>> Start

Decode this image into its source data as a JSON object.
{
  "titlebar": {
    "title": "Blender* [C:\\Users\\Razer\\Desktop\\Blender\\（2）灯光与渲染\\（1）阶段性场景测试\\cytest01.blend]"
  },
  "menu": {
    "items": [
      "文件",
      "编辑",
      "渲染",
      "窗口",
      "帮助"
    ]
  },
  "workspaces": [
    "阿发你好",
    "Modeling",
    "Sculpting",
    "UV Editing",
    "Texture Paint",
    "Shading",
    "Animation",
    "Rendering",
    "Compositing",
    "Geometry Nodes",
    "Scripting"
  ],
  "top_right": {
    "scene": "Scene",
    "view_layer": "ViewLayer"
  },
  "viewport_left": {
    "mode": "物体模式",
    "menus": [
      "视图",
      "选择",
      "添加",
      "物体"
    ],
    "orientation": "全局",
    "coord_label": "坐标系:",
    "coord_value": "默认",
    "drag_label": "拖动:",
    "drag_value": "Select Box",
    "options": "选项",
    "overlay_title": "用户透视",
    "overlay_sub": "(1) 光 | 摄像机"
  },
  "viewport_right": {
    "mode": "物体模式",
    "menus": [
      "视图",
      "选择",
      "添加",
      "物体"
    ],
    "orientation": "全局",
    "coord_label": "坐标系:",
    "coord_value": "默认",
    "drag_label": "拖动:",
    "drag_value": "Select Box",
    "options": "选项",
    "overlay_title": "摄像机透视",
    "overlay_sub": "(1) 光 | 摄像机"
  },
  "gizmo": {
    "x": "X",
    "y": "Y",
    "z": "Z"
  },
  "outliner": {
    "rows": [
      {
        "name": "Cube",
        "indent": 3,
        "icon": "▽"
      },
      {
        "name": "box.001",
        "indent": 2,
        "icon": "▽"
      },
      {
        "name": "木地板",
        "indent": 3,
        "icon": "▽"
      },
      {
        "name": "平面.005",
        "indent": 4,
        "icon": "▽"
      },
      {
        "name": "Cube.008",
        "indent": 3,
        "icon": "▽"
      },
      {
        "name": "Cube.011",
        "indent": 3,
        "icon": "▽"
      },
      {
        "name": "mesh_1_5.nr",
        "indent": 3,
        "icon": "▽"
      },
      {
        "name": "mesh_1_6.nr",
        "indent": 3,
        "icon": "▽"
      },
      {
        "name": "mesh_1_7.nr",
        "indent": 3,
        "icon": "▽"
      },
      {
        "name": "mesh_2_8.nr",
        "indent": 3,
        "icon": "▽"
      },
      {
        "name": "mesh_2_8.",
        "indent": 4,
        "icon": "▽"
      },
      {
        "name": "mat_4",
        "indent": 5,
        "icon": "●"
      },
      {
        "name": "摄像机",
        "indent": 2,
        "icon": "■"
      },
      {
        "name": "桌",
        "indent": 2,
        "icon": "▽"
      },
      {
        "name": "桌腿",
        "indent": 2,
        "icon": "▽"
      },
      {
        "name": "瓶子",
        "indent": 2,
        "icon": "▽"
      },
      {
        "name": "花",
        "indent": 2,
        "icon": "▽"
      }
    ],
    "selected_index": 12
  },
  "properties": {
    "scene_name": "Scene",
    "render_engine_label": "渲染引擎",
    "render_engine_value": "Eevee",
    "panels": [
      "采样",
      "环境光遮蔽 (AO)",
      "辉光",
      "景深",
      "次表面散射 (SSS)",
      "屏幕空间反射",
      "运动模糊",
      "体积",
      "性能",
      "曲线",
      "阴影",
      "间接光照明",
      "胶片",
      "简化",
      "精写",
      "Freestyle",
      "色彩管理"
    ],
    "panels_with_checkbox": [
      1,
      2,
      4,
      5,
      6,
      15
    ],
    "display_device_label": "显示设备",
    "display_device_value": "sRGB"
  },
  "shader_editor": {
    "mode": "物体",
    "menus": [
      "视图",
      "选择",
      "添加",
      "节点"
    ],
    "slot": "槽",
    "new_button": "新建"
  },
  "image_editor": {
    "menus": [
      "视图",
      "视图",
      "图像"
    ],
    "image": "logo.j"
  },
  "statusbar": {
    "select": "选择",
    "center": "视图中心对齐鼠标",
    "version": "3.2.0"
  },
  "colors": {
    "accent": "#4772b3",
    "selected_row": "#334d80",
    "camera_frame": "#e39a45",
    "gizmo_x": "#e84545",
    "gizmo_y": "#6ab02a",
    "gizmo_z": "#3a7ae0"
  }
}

>> End

#### [WHAT IS EXPECTED]
Nothing in the data may differ; print all of it exactly as written.

#### [SOLVED PROBLEM]
Decode this image into its source data as a JSON object.
{
  "titlebar": {
    "title": "Blender* [C:\\Users\\Razer\\Desktop\\Blender\\（2）灯光与渲染\\（1）阶段性场景测试\\cytest01.blend]"
  },
  "menu": {
    "items": [
      "文件",
      "编辑",
      "渲染",
      "窗口",
      "帮助"
    ]
  },
  "workspaces": [
    "阿发你好",
    "Modeling",
    "Sculpting",
    "UV Editing",
    "Texture Paint",
    "Shading",
    "Animation",
    "Rendering",
    "Compositing",
    "Geometry Nodes",
    "Scripting"
  ],
  "top_right": {
    "scene": "Scene",
    "view_layer": "ViewLayer"
  },
  "viewport_left": {
    "mode": "物体模式",
    "menus": [
      "视图",
      "选择",
      "添加",
      "物体"
    ],
    "orientation": "全局",
    "coord_label": "坐标系:",
    "coord_value": "默认",
    "drag_label": "拖动:",
    "drag_value": "Select Box",
    "options": "选项",
    "overlay_title": "用户透视",
    "overlay_sub": "(1) 光 | 摄像机"
  },
  "viewport_right": {
    "mode": "物体模式",
    "menus": [
      "视图",
      "选择",
      "添加",
      "物体"
    ],
    "orientation": "全局",
    "coord_label": "坐标系:",
    "coord_value": "默认",
    "drag_label": "拖动:",
    "drag_value": "Select Box",
    "options": "选项",
    "overlay_title": "摄像机透视",
    "overlay_sub": "(1) 光 | 摄像机"
  },
  "gizmo": {
    "x": "X",
    "y": "Y",
    "z": "Z"
  },
  "outliner": {
    "rows": [
      {
        "name": "Cube",
        "indent": 3,
        "icon": "▽"
      },
      {
        "name": "box.001",
        "indent": 2,
        "icon": "▽"
      },
      {
        "name": "木地板",
        "indent": 3,
        "icon": "▽"
      },
      {
        "name": "平面.005",
        "indent": 4,
        "icon": "▽"
      },
      {
        "name": "Cube.008",
        "indent": 3,
        "icon": "▽"
      },
      {
        "name": "Cube.011",
        "indent": 3,
        "icon": "▽"
      },
      {
        "name": "mesh_1_5.nr",
        "indent": 3,
        "icon": "▽"
      },
      {
        "name": "mesh_1_6.nr",
        "indent": 3,
        "icon": "▽"
      },
      {
        "name": "mesh_1_7.nr",
        "indent": 3,
        "icon": "▽"
      },
      {
        "name": "mesh_2_8.nr",
        "indent": 3,
        "icon": "▽"
      },
      {
        "name": "mesh_2_8.",
        "indent": 4,
        "icon": "▽"
      },
      {
        "name": "mat_4",
        "indent": 5,
        "icon": "●"
      },
      {
        "name": "摄像机",
        "indent": 2,
        "icon": "■"
      },
      {
        "name": "桌",
        "indent": 2,
        "icon": "▽"
      },
      {
        "name": "桌腿",
        "indent": 2,
        "icon": "▽"
      },
      {
        "name": "瓶子",
        "indent": 2,
        "icon": "▽"
      },
      {
        "name": "花",
        "indent": 2,
        "icon": "▽"
      }
    ],
    "selected_index": 12
  },
  "properties": {
    "scene_name": "Scene",
    "render_engine_label": "渲染引擎",
    "render_engine_value": "Eevee",
    "panels": [
      "采样",
      "环境光遮蔽 (AO)",
      "辉光",
      "景深",
      "次表面散射 (SSS)",
      "屏幕空间反射",
      "运动模糊",
      "体积",
      "性能",
      "曲线",
      "阴影",
      "间接光照明",
      "胶片",
      "简化",
      "精写",
      "Freestyle",
      "色彩管理"
    ],
    "panels_with_checkbox": [
      1,
      2,
      4,
      5,
      6,
      15
    ],
    "display_device_label": "显示设备",
    "display_device_value": "sRGB"
  },
  "shader_editor": {
    "mode": "物体",
    "menus": [
      "视图",
      "选择",
      "添加",
      "节点"
    ],
    "slot": "槽",
    "new_button": "新建"
  },
  "image_editor": {
    "menus": [
      "视图",
      "视图",
      "图像"
    ],
    "image": "logo.j"
  },
  "statusbar": {
    "select": "选择",
    "center": "视图中心对齐鼠标",
    "version": "3.2.0"
  },
  "colors": {
    "accent": "#4772b3",
    "selected_row": "#334d80",
    "camera_frame": "#e39a45",
    "gizmo_x": "#e84545",
    "gizmo_y": "#6ab02a",
    "gizmo_z": "#3a7ae0"
  }
}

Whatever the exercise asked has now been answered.